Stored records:
------------------------

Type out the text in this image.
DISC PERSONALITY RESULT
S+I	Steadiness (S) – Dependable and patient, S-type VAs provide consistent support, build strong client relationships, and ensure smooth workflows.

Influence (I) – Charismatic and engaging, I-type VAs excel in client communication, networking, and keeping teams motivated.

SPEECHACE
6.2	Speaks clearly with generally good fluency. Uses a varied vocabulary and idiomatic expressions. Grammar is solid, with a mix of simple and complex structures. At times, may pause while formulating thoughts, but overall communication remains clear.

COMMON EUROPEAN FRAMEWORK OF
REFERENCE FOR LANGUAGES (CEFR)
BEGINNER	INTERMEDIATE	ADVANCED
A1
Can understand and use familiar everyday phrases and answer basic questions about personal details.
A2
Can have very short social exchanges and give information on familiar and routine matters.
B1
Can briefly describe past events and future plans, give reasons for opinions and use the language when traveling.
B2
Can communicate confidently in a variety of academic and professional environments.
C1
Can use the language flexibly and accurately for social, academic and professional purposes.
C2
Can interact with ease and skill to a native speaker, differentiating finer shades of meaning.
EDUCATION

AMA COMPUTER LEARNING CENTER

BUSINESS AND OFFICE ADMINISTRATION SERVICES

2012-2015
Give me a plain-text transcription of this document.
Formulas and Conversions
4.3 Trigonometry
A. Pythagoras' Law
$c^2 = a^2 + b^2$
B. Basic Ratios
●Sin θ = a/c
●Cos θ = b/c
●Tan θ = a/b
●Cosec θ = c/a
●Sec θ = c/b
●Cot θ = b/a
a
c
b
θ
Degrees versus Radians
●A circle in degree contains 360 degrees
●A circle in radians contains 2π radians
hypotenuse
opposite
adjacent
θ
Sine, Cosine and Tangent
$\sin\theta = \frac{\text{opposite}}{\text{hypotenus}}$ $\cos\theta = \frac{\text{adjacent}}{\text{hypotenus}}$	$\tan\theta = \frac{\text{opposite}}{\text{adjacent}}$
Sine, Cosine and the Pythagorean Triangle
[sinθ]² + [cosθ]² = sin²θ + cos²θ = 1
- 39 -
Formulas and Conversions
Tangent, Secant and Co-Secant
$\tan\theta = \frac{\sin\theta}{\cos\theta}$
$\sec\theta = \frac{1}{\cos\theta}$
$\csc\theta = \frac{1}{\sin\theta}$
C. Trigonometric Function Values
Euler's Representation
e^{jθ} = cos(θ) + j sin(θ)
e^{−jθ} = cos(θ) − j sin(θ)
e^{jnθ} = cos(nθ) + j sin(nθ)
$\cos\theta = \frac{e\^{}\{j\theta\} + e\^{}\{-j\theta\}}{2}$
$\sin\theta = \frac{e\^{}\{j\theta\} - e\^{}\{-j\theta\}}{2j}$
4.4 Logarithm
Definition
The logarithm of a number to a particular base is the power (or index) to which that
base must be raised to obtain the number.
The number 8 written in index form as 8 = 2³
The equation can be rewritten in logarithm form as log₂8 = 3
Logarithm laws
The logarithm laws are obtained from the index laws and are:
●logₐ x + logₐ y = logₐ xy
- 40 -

------------------------

Set problem: Retype all of the material, keeping each line exact.

Answer for this exercise:
Type out the text in this image.
DISC PERSONALITY RESULT
S+I	Steadiness (S) – Dependable and patient, S-type VAs provide consistent support, build strong client relationships, and ensure smooth workflows.

Influence (I) – Charismatic and engaging, I-type VAs excel in client communication, networking, and keeping teams motivated.

SPEECHACE
6.2	Speaks clearly with generally good fluency. Uses a varied vocabulary and idiomatic expressions. Grammar is solid, with a mix of simple and complex structures. At times, may pause while formulating thoughts, but overall communication remains clear.

COMMON EUROPEAN FRAMEWORK OF
REFERENCE FOR LANGUAGES (CEFR)
BEGINNER	INTERMEDIATE	ADVANCED
A1
Can understand and use familiar everyday phrases and answer basic questions about personal details.
A2
Can have very short social exchanges and give information on familiar and routine matters.
B1
Can briefly describe past events and future plans, give reasons for opinions and use the language when traveling.
B2
Can communicate confidently in a variety of academic and professional environments.
C1
Can use the language flexibly and accurately for social, academic and professional purposes.
C2
Can interact with ease and skill to a native speaker, differentiating finer shades of meaning.
EDUCATION

AMA COMPUTER LEARNING CENTER

BUSINESS AND OFFICE ADMINISTRATION SERVICES

2012-2015
Give me a plain-text transcription of this document.
Formulas and Conversions
4.3 Trigonometry
A. Pythagoras' Law
$c^2 = a^2 + b^2$
B. Basic Ratios
●Sin θ = a/c
●Cos θ = b/c
●Tan θ = a/b
●Cosec θ = c/a
●Sec θ = c/b
●Cot θ = b/a
a
c
b
θ
Degrees versus Radians
●A circle in degree contains 360 degrees
●A circle in radians contains 2π radians
hypotenuse
opposite
adjacent
θ
Sine, Cosine and Tangent
$\sin\theta = \frac{\text{opposite}}{\text{hypotenus}}$ $\cos\theta = \frac{\text{adjacent}}{\text{hypotenus}}$	$\tan\theta = \frac{\text{opposite}}{\text{adjacent}}$
Sine, Cosine and the Pythagorean Triangle
[sinθ]² + [cosθ]² = sin²θ + cos²θ = 1
- 39 -
Formulas and Conversions
Tangent, Secant and Co-Secant
$\tan\theta = \frac{\sin\theta}{\cos\theta}$
$\sec\theta = \frac{1}{\cos\theta}$
$\csc\theta = \frac{1}{\sin\theta}$
C. Trigonometric Function Values
Euler's Representation
e^{jθ} = cos(θ) + j sin(θ)
e^{−jθ} = cos(θ) − j sin(θ)
e^{jnθ} = cos(nθ) + j sin(nθ)
$\cos\theta = \frac{e\^{}\{j\theta\} + e\^{}\{-j\theta\}}{2}$
$\sin\theta = \frac{e\^{}\{j\theta\} - e\^{}\{-j\theta\}}{2j}$
4.4 Logarithm
Definition
The logarithm of a number to a particular base is the power (or index) to which that
base must be raised to obtain the number.
The number 8 written in index form as 8 = 2³
The equation can be rewritten in logarithm form as log₂8 = 3
Logarithm laws
The logarithm laws are obtained from the index laws and are:
●logₐ x + logₐ y = logₐ xy
- 40 -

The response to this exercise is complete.